__THE DATA__

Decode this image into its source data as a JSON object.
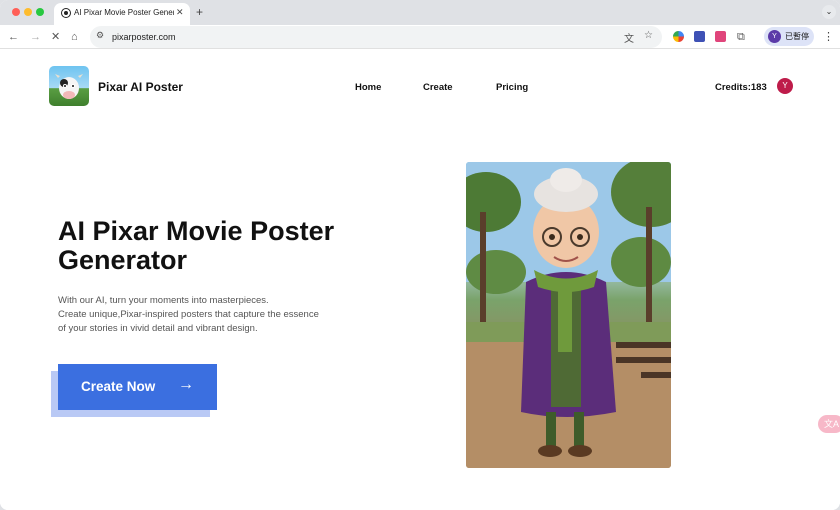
{
  "browser": {
    "tab_title": "AI Pixar Movie Poster Genera...",
    "tab_close": "✕",
    "new_tab": "+",
    "tab_menu": "⌄",
    "url": "pixarposter.com",
    "profile_initial": "Y",
    "profile_label": "已暫停",
    "icons": [
      "back-icon",
      "forward-icon",
      "stop-icon",
      "home-icon",
      "site-settings-icon",
      "translate-icon",
      "star-icon",
      "extensions-icon",
      "menu-icon"
    ]
  },
  "site": {
    "brand": "Pixar AI Poster",
    "nav": {
      "home": "Home",
      "create": "Create",
      "pricing": "Pricing"
    },
    "credits": "Credits:183",
    "user_initial": "Y"
  },
  "hero": {
    "title": "AI Pixar Movie Poster Generator",
    "description_lines": [
      "With our AI, turn your moments into masterpieces.",
      "Create unique,Pixar-inspired posters that capture the essence",
      "of your stories in vivid detail and vibrant design."
    ],
    "cta_label": "Create Now",
    "cta_arrow": "→"
  },
  "floating": {
    "label": "文A"
  },
  "colors": {
    "cta": "#3b6fe0",
    "cta_shadow": "#b9c9f5",
    "avatar": "#be1c4a"
  }
}
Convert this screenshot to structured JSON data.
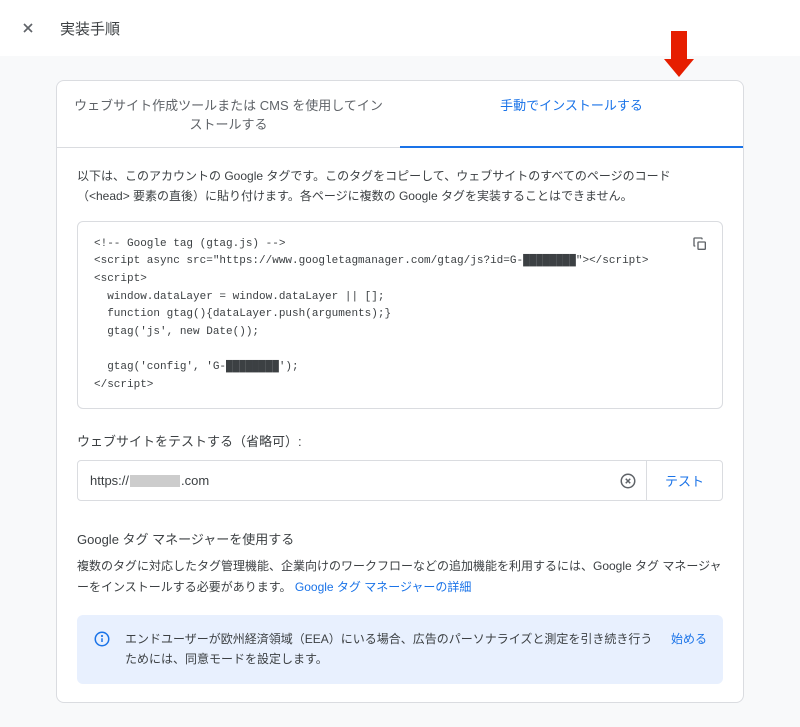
{
  "header": {
    "title": "実装手順"
  },
  "tabs": {
    "cms": "ウェブサイト作成ツールまたは CMS を使用してインストールする",
    "manual": "手動でインストールする"
  },
  "main": {
    "description": "以下は、このアカウントの Google タグです。このタグをコピーして、ウェブサイトのすべてのページのコード（<head> 要素の直後）に貼り付けます。各ページに複数の Google タグを実装することはできません。",
    "code": "<!-- Google tag (gtag.js) -->\n<script async src=\"https://www.googletagmanager.com/gtag/js?id=G-████████\"></script>\n<script>\n  window.dataLayer = window.dataLayer || [];\n  function gtag(){dataLayer.push(arguments);}\n  gtag('js', new Date());\n\n  gtag('config', 'G-████████');\n</script>"
  },
  "test": {
    "title": "ウェブサイトをテストする（省略可）:",
    "url_prefix": "https://",
    "url_suffix": ".com",
    "button": "テスト"
  },
  "gtm": {
    "title": "Google タグ マネージャーを使用する",
    "description": "複数のタグに対応したタグ管理機能、企業向けのワークフローなどの追加機能を利用するには、Google タグ マネージャーをインストールする必要があります。",
    "link": "Google タグ マネージャーの詳細"
  },
  "banner": {
    "text": "エンドユーザーが欧州経済領域（EEA）にいる場合、広告のパーソナライズと測定を引き続き行うためには、同意モードを設定します。",
    "action": "始める"
  }
}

__TASK DESCRIPTION__
Set down, unchanged, only the lines running from the line with "Convert this screenshot" to the last line, including both. Pictures stay out of the copy.

__CORRECT ANSWER__
Convert this screenshot to structured JSON data.
{
  "header": {
    "title": "実装手順"
  },
  "tabs": {
    "cms": "ウェブサイト作成ツールまたは CMS を使用してインストールする",
    "manual": "手動でインストールする"
  },
  "main": {
    "description": "以下は、このアカウントの Google タグです。このタグをコピーして、ウェブサイトのすべてのページのコード（<head> 要素の直後）に貼り付けます。各ページに複数の Google タグを実装することはできません。",
    "code": "<!-- Google tag (gtag.js) -->\n<script async src=\"https://www.googletagmanager.com/gtag/js?id=G-████████\"></script>\n<script>\n  window.dataLayer = window.dataLayer || [];\n  function gtag(){dataLayer.push(arguments);}\n  gtag('js', new Date());\n\n  gtag('config', 'G-████████');\n</script>"
  },
  "test": {
    "title": "ウェブサイトをテストする（省略可）:",
    "url_prefix": "https://",
    "url_suffix": ".com",
    "button": "テスト"
  },
  "gtm": {
    "title": "Google タグ マネージャーを使用する",
    "description": "複数のタグに対応したタグ管理機能、企業向けのワークフローなどの追加機能を利用するには、Google タグ マネージャーをインストールする必要があります。",
    "link": "Google タグ マネージャーの詳細"
  },
  "banner": {
    "text": "エンドユーザーが欧州経済領域（EEA）にいる場合、広告のパーソナライズと測定を引き続き行うためには、同意モードを設定します。",
    "action": "始める"
  }
}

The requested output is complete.